WRITTEN TASK
Your job is to retype all of the data word for word, leaving every image out.

DATASET

* * * *

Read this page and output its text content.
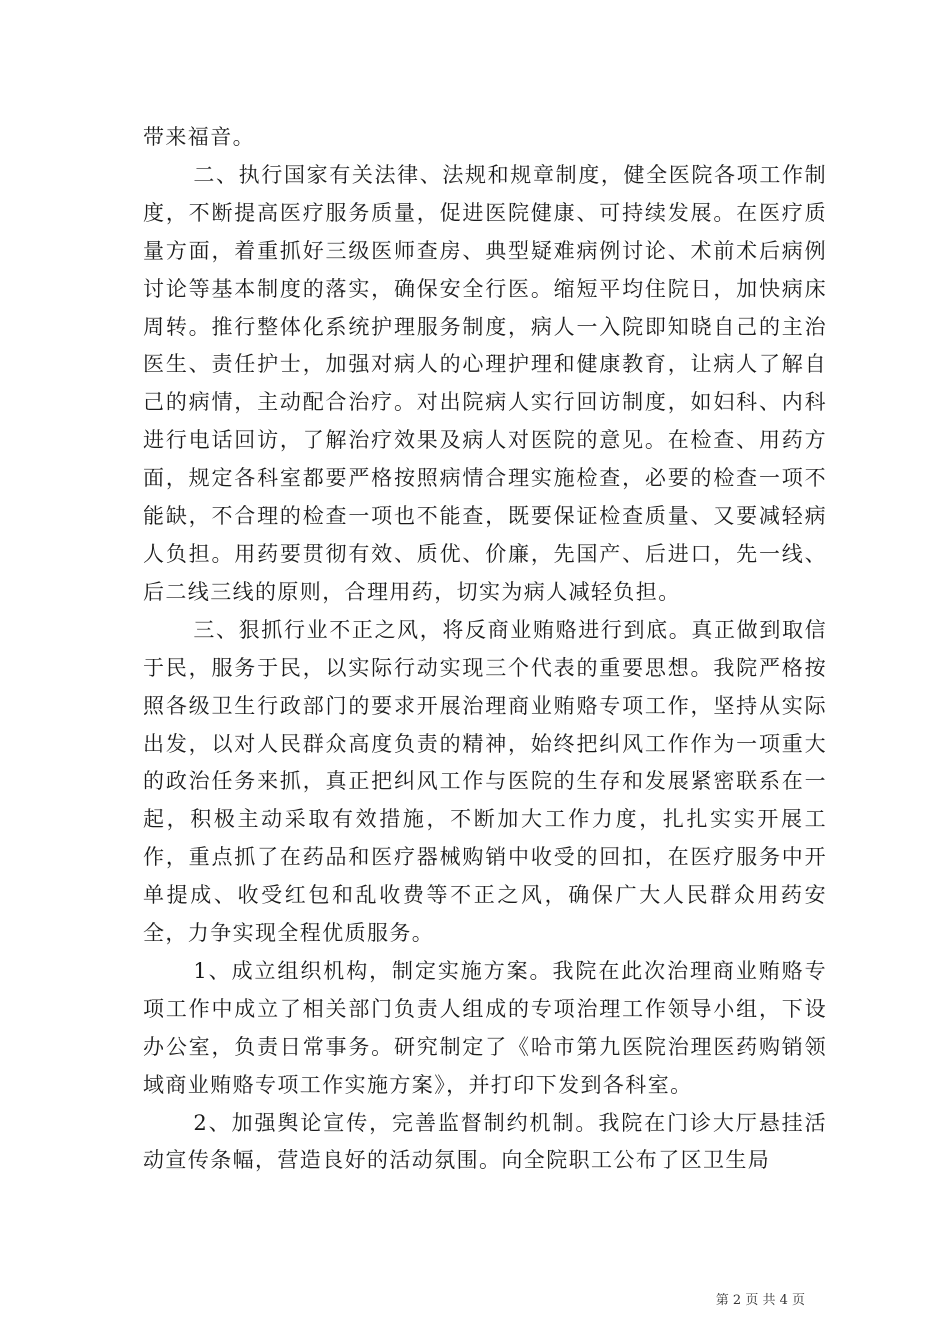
带来福音。

二、执行国家有关法律、法规和规章制度，健全医院各项工作制度，不断提高医疗服务质量，促进医院健康、可持续发展。在医疗质量方面，着重抓好三级医师查房、典型疑难病例讨论、术前术后病例讨论等基本制度的落实，确保安全行医。缩短平均住院日，加快病床周转。推行整体化系统护理服务制度，病人一入院即知晓自己的主治医生、责任护士，加强对病人的心理护理和健康教育，让病人了解自己的病情，主动配合治疗。对出院病人实行回访制度，如妇科、内科进行电话回访，了解治疗效果及病人对医院的意见。在检查、用药方面，规定各科室都要严格按照病情合理实施检查，必要的检查一项不能缺，不合理的检查一项也不能查，既要保证检查质量、又要减轻病人负担。用药要贯彻有效、质优、价廉，先国产、后进口，先一线、后二线三线的原则，合理用药，切实为病人减轻负担。

三、狠抓行业不正之风，将反商业贿赂进行到底。真正做到取信于民，服务于民，以实际行动实现三个代表的重要思想。我院严格按照各级卫生行政部门的要求开展治理商业贿赂专项工作，坚持从实际出发，以对人民群众高度负责的精神，始终把纠风工作作为一项重大的政治任务来抓，真正把纠风工作与医院的生存和发展紧密联系在一起，积极主动采取有效措施，不断加大工作力度，扎扎实实开展工作，重点抓了在药品和医疗器械购销中收受的回扣，在医疗服务中开单提成、收受红包和乱收费等不正之风，确保广大人民群众用药安全，力争实现全程优质服务。

1、成立组织机构，制定实施方案。我院在此次治理商业贿赂专项工作中成立了相关部门负责人组成的专项治理工作领导小组，下设办公室，负责日常事务。研究制定了《哈市第九医院治理医药购销领域商业贿赂专项工作实施方案》，并打印下发到各科室。

2、加强舆论宣传，完善监督制约机制。我院在门诊大厅悬挂活动宣传条幅，营造良好的活动氛围。向全院职工公布了区卫生局

第 2 页 共 4 页
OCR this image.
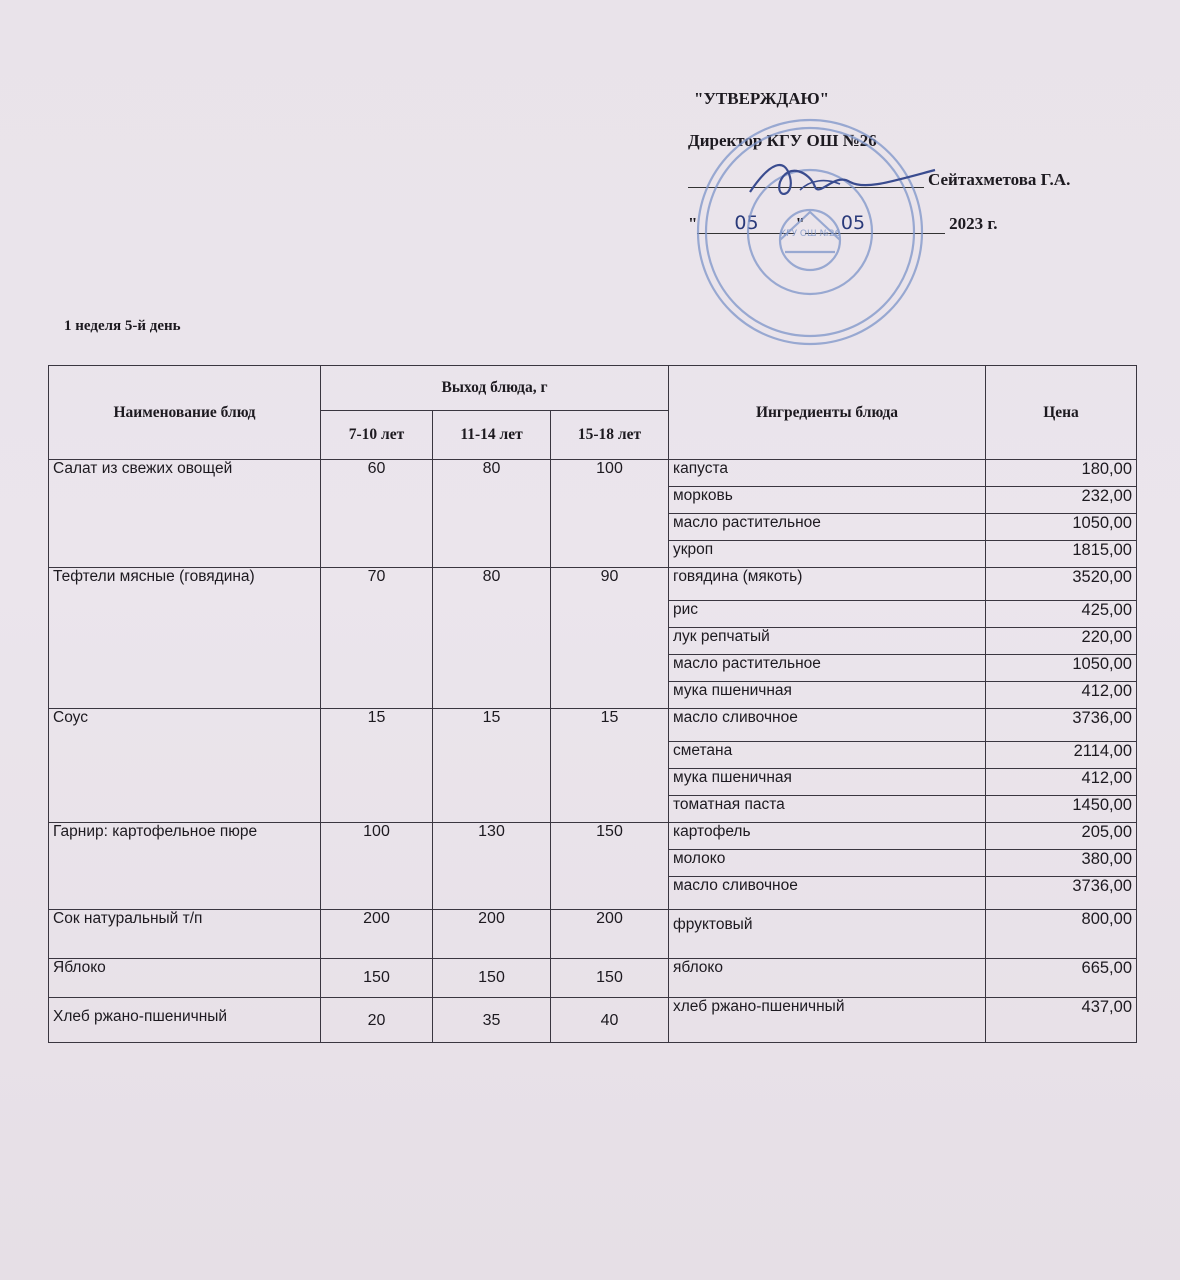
"УТВЕРЖДАЮ"
Директор КГУ ОШ №26
Сейтахметова Г.А.
" 05 " 05	2023 г.
КГУ ОШ №26
1 неделя 5-й день
Наименование блюд	Выход блюда, г			Ингредиенты блюда	Цена
	7-10 лет	11-14 лет	15-18 лет		
Салат из свежих овощей	60	80	100	капуста	180,00
				морковь	232,00
				масло растительное	1050,00
				укроп	1815,00
Тефтели мясные (говядина)	70	80	90	говядина (мякоть)	3520,00
				рис	425,00
				лук репчатый	220,00
				масло растительное	1050,00
				мука пшеничная	412,00
Соус	15	15	15	масло сливочное	3736,00
				сметана	2114,00
				мука пшеничная	412,00
				томатная паста	1450,00
Гарнир: картофельное пюре	100	130	150	картофель	205,00
				молоко	380,00
				масло сливочное	3736,00
Сок натуральный т/п	200	200	200	фруктовый	800,00
Яблоко	150	150	150	яблоко	665,00
Хлеб ржано-пшеничный	20	35	40	хлеб ржано-пшеничный	437,00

* * * *

FINAL RESULT
Read this page and output its text content.
带来福音。

二、执行国家有关法律、法规和规章制度，健全医院各项工作制度，不断提高医疗服务质量，促进医院健康、可持续发展。在医疗质量方面，着重抓好三级医师查房、典型疑难病例讨论、术前术后病例讨论等基本制度的落实，确保安全行医。缩短平均住院日，加快病床周转。推行整体化系统护理服务制度，病人一入院即知晓自己的主治医生、责任护士，加强对病人的心理护理和健康教育，让病人了解自己的病情，主动配合治疗。对出院病人实行回访制度，如妇科、内科进行电话回访，了解治疗效果及病人对医院的意见。在检查、用药方面，规定各科室都要严格按照病情合理实施检查，必要的检查一项不能缺，不合理的检查一项也不能查，既要保证检查质量、又要减轻病人负担。用药要贯彻有效、质优、价廉，先国产、后进口，先一线、后二线三线的原则，合理用药，切实为病人减轻负担。

三、狠抓行业不正之风，将反商业贿赂进行到底。真正做到取信于民，服务于民，以实际行动实现三个代表的重要思想。我院严格按照各级卫生行政部门的要求开展治理商业贿赂专项工作，坚持从实际出发，以对人民群众高度负责的精神，始终把纠风工作作为一项重大的政治任务来抓，真正把纠风工作与医院的生存和发展紧密联系在一起，积极主动采取有效措施，不断加大工作力度，扎扎实实开展工作，重点抓了在药品和医疗器械购销中收受的回扣，在医疗服务中开单提成、收受红包和乱收费等不正之风，确保广大人民群众用药安全，力争实现全程优质服务。

1、成立组织机构，制定实施方案。我院在此次治理商业贿赂专项工作中成立了相关部门负责人组成的专项治理工作领导小组，下设办公室，负责日常事务。研究制定了《哈市第九医院治理医药购销领域商业贿赂专项工作实施方案》，并打印下发到各科室。

2、加强舆论宣传，完善监督制约机制。我院在门诊大厅悬挂活动宣传条幅，营造良好的活动氛围。向全院职工公布了区卫生局

第 2 页 共 4 页
OCR this image.
"УТВЕРЖДАЮ"
Директор КГУ ОШ №26
Сейтахметова Г.А.
" 05 " 05	2023 г.
КГУ ОШ №26
1 неделя 5-й день
Наименование блюд	Выход блюда, г			Ингредиенты блюда	Цена
	7-10 лет	11-14 лет	15-18 лет		
Салат из свежих овощей	60	80	100	капуста	180,00
				морковь	232,00
				масло растительное	1050,00
				укроп	1815,00
Тефтели мясные (говядина)	70	80	90	говядина (мякоть)	3520,00
				рис	425,00
				лук репчатый	220,00
				масло растительное	1050,00
				мука пшеничная	412,00
Соус	15	15	15	масло сливочное	3736,00
				сметана	2114,00
				мука пшеничная	412,00
				томатная паста	1450,00
Гарнир: картофельное пюре	100	130	150	картофель	205,00
				молоко	380,00
				масло сливочное	3736,00
Сок натуральный т/п	200	200	200	фруктовый	800,00
Яблоко	150	150	150	яблоко	665,00
Хлеб ржано-пшеничный	20	35	40	хлеб ржано-пшеничный	437,00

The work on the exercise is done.